Exercise details:
Copy each line of the material below that includes the string "NaHCO".

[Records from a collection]
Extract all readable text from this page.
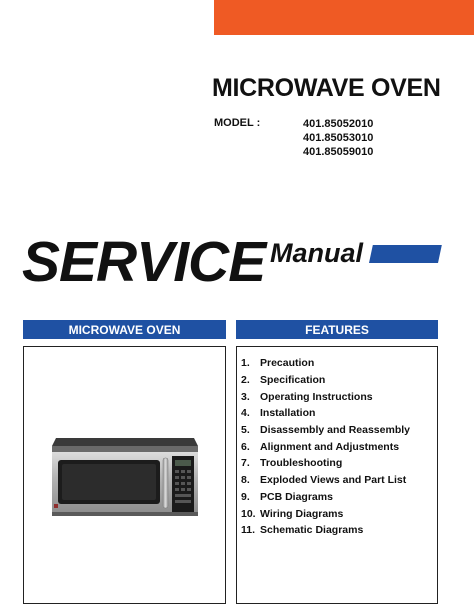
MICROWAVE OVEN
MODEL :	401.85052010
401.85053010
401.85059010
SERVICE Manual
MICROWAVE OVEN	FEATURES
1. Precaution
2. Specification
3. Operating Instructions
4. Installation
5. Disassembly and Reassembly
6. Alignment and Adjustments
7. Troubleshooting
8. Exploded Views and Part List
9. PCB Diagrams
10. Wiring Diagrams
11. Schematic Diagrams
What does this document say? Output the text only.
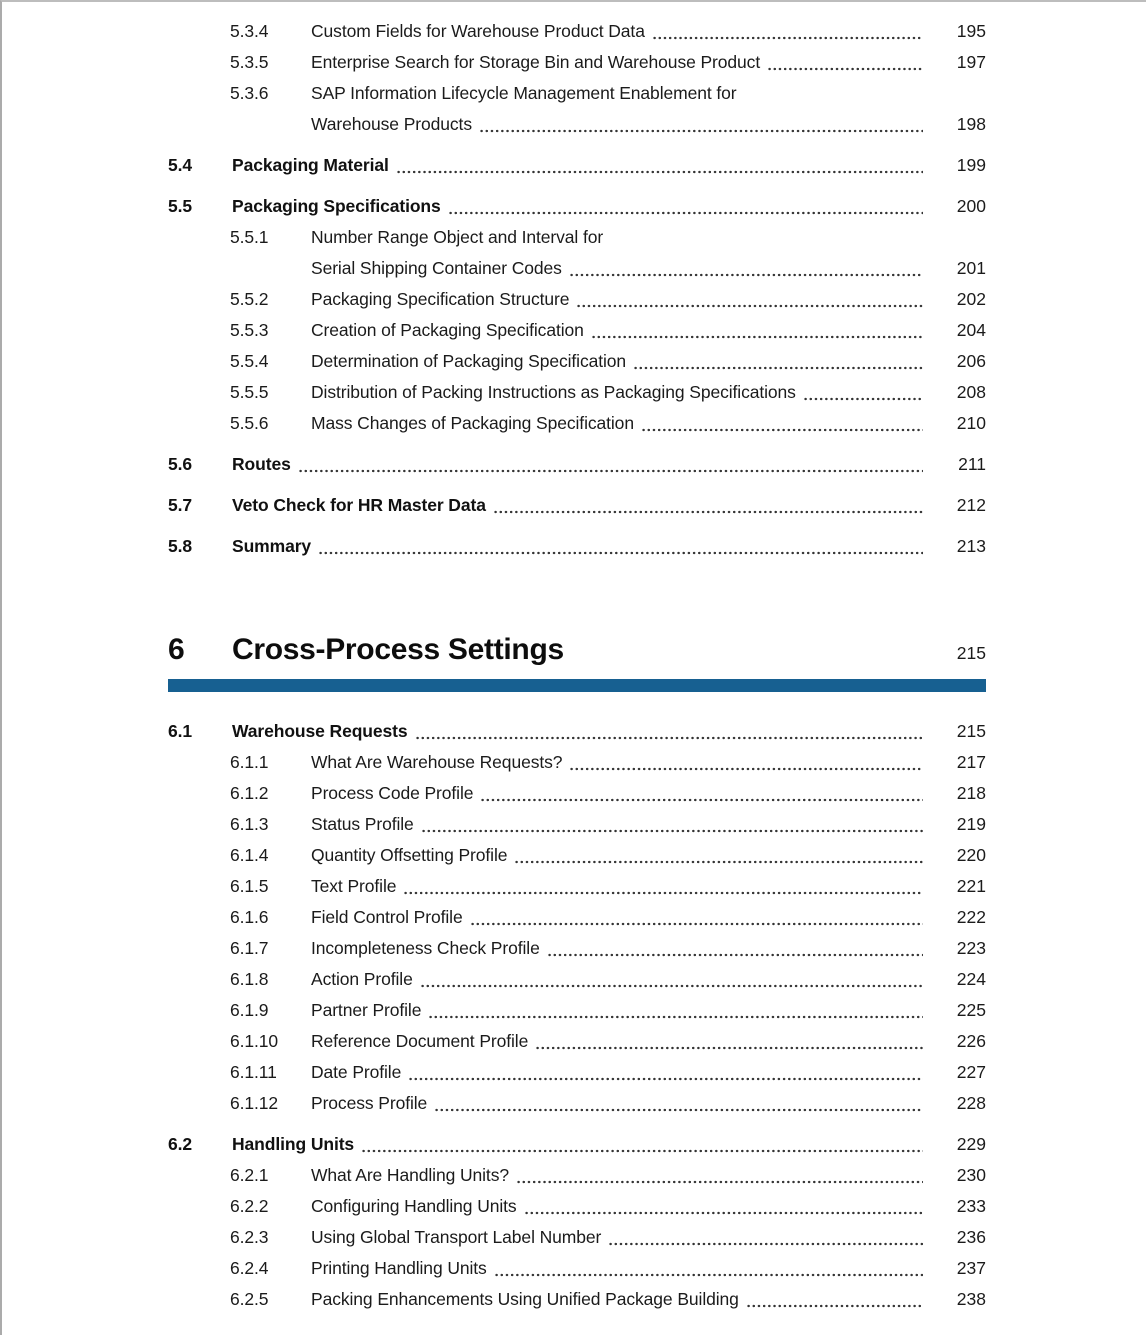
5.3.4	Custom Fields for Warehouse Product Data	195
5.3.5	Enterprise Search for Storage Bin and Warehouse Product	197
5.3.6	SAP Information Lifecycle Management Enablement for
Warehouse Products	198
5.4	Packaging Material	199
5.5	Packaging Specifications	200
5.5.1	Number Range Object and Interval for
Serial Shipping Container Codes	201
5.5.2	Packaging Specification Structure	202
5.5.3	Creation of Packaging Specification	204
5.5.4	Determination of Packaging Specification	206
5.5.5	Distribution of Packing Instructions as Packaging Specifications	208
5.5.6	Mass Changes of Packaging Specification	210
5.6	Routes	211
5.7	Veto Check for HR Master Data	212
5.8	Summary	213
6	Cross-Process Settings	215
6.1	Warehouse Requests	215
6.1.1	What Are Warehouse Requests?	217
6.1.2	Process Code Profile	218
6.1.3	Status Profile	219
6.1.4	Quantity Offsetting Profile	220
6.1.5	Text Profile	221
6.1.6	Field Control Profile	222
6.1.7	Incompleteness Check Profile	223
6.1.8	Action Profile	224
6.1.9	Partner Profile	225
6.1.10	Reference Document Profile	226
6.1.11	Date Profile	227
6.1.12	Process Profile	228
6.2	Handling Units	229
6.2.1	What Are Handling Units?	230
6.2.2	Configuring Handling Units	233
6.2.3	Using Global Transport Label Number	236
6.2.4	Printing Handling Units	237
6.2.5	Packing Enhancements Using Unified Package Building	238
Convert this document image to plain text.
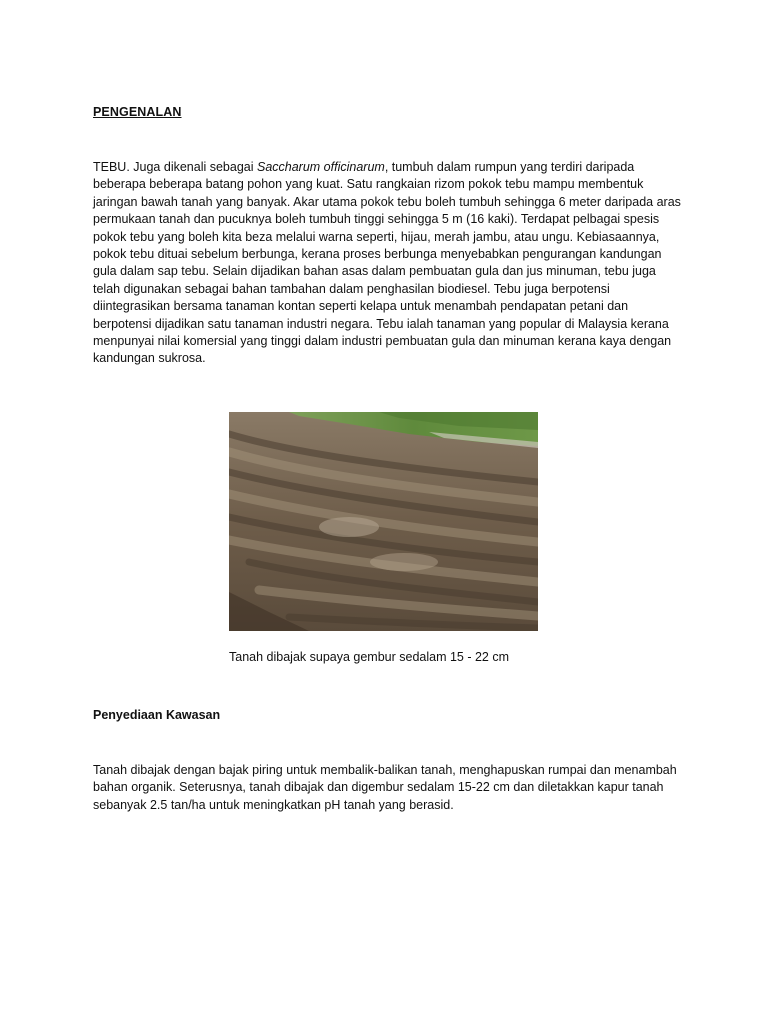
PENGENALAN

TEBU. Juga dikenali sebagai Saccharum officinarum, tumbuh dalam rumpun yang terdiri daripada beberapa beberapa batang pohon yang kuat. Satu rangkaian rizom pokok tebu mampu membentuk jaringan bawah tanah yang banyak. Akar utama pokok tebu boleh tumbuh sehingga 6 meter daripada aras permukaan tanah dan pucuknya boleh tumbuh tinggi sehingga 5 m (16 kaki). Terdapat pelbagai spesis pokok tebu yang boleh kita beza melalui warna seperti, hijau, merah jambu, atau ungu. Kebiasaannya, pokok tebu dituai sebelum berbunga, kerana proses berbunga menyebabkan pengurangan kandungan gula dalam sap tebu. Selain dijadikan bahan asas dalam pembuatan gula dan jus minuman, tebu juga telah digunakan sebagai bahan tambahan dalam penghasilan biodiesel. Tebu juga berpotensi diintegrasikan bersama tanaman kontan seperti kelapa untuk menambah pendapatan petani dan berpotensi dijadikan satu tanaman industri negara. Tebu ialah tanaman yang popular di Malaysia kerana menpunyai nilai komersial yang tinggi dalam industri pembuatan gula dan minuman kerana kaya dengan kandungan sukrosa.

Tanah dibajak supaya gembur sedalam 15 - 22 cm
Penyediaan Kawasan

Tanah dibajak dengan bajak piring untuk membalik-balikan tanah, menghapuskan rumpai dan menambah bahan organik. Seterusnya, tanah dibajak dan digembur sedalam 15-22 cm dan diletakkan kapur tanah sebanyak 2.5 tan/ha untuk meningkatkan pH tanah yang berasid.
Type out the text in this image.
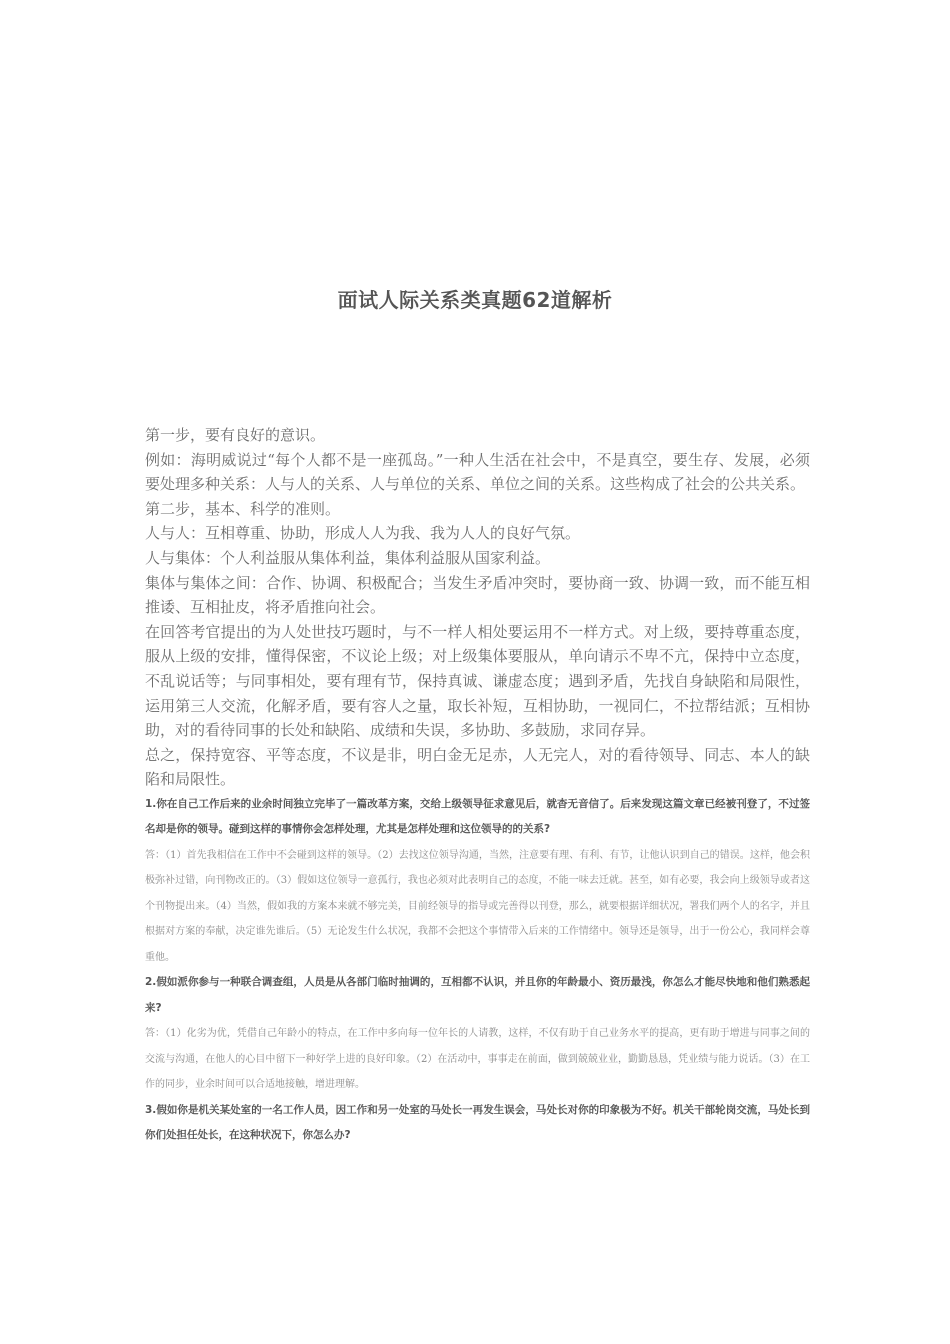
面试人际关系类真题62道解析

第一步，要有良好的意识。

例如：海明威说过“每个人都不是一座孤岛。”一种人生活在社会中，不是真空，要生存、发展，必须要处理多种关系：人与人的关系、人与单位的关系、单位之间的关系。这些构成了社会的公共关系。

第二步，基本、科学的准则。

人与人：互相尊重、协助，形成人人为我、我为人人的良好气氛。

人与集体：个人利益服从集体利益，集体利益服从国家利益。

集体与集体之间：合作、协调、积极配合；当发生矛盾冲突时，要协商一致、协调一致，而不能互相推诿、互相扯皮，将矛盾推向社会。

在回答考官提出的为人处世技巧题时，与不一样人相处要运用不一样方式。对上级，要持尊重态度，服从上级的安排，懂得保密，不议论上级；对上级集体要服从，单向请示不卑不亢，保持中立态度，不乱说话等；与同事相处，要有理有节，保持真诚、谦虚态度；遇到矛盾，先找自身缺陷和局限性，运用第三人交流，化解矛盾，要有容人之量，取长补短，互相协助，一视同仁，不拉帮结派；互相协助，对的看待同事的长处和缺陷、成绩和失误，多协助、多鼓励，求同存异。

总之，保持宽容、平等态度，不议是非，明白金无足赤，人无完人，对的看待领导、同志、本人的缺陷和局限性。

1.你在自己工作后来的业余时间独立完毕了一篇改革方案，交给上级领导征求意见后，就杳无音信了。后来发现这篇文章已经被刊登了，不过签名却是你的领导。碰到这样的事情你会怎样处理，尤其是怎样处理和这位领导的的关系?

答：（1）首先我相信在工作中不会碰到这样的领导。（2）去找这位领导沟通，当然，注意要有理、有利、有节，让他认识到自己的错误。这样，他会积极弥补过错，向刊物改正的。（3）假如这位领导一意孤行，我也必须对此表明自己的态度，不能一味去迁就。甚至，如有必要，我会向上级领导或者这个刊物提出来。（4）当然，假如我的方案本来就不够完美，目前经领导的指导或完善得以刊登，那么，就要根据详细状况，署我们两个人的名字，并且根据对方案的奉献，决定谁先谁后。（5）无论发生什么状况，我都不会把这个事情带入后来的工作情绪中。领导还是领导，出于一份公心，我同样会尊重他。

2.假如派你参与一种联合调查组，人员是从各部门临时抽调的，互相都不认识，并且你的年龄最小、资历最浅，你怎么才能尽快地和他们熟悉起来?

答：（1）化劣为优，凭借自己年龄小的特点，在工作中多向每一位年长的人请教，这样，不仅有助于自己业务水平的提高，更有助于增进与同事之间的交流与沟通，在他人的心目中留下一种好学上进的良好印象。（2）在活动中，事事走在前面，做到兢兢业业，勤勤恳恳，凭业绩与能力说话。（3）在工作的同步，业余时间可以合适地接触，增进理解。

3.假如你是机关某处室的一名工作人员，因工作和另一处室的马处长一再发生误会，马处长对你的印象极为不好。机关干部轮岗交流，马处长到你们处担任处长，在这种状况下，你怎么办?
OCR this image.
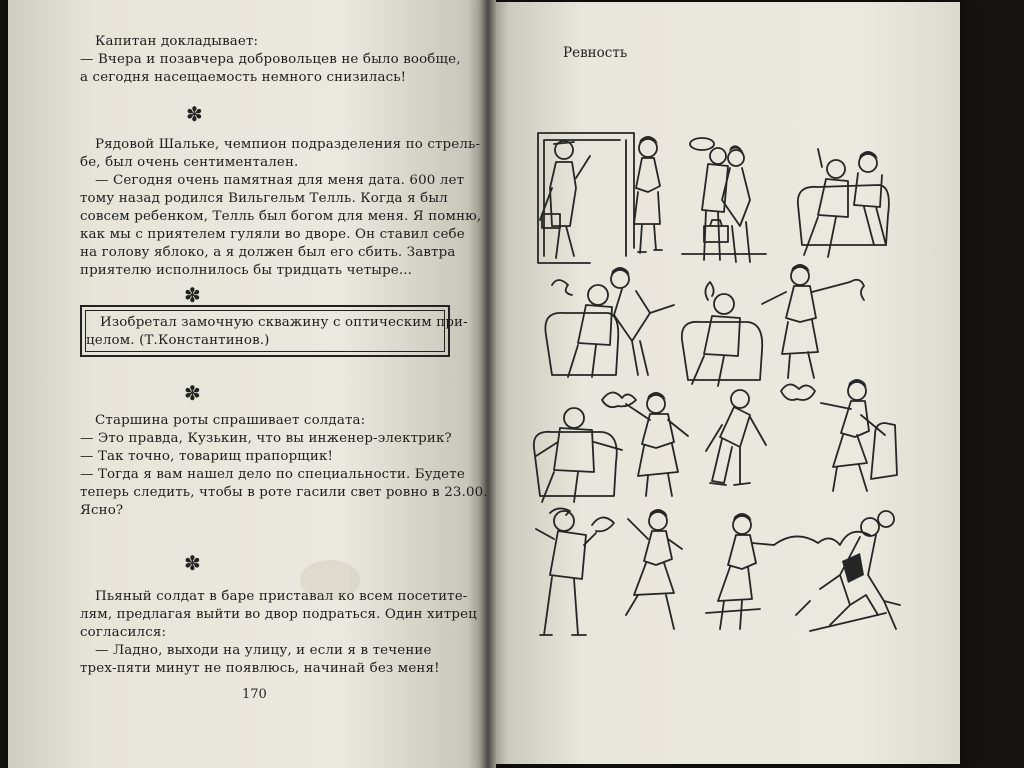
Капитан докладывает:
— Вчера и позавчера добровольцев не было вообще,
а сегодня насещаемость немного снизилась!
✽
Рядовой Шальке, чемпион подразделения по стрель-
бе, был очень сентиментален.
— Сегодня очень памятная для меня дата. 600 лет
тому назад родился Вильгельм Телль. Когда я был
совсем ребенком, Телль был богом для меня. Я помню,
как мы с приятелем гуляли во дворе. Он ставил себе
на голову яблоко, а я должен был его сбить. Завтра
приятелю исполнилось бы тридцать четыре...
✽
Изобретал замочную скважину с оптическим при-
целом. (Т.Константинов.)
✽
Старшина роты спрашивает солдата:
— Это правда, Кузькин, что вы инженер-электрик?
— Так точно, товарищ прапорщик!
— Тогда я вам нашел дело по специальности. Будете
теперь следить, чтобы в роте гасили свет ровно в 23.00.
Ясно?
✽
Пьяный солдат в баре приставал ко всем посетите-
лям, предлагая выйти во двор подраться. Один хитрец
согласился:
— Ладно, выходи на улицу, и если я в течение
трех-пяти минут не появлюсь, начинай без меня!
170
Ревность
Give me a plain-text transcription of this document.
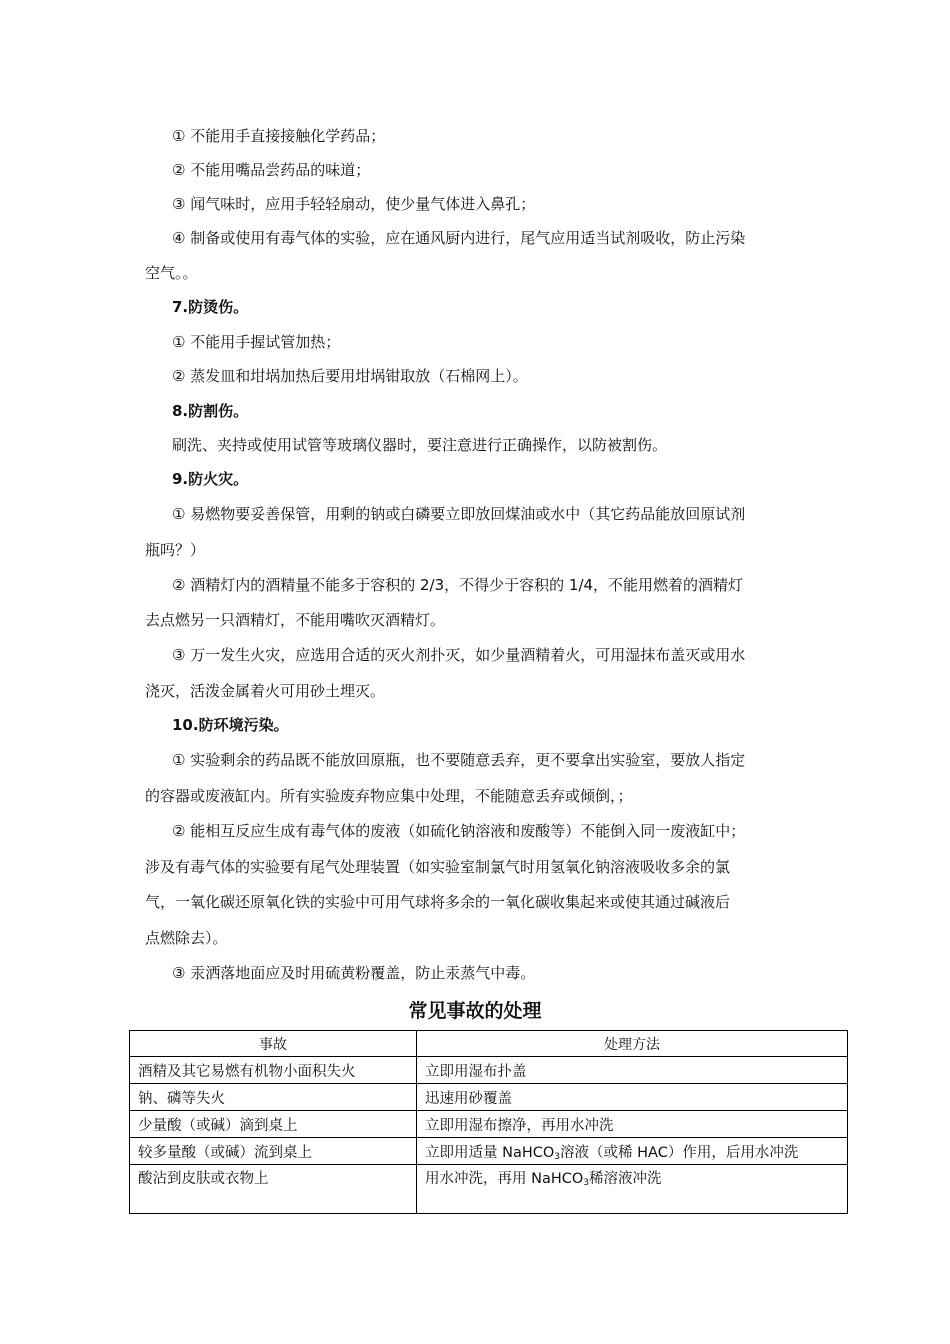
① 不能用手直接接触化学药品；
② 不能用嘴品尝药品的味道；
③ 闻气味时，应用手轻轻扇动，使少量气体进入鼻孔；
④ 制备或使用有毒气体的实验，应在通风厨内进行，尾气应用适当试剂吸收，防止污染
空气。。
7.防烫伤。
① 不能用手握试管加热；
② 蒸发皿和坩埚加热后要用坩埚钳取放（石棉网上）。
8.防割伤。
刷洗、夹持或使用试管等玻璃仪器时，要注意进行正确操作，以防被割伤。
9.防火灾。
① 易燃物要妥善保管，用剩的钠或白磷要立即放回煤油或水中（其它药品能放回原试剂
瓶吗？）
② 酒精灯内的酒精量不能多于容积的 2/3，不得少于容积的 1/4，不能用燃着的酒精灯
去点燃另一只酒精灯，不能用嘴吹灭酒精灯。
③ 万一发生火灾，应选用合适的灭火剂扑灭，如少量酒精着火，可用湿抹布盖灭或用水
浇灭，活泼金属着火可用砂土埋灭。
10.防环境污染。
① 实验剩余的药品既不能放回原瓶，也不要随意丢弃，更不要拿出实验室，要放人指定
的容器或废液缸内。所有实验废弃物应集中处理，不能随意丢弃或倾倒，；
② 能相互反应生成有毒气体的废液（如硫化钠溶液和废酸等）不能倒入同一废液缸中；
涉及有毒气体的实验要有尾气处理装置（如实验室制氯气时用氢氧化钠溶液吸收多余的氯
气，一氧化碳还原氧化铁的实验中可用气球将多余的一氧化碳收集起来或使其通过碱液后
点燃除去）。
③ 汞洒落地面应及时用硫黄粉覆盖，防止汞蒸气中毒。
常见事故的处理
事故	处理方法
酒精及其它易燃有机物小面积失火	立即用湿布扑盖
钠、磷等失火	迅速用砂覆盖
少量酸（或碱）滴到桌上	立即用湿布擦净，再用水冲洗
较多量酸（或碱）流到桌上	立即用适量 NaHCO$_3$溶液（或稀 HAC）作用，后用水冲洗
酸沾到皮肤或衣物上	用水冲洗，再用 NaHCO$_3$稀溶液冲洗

Response for this exercise:
较多量酸（或碱）流到桌上	立即用适量 NaHCO$_3$溶液（或稀 HAC）作用，后用水冲洗
酸沾到皮肤或衣物上	用水冲洗，再用 NaHCO$_3$稀溶液冲洗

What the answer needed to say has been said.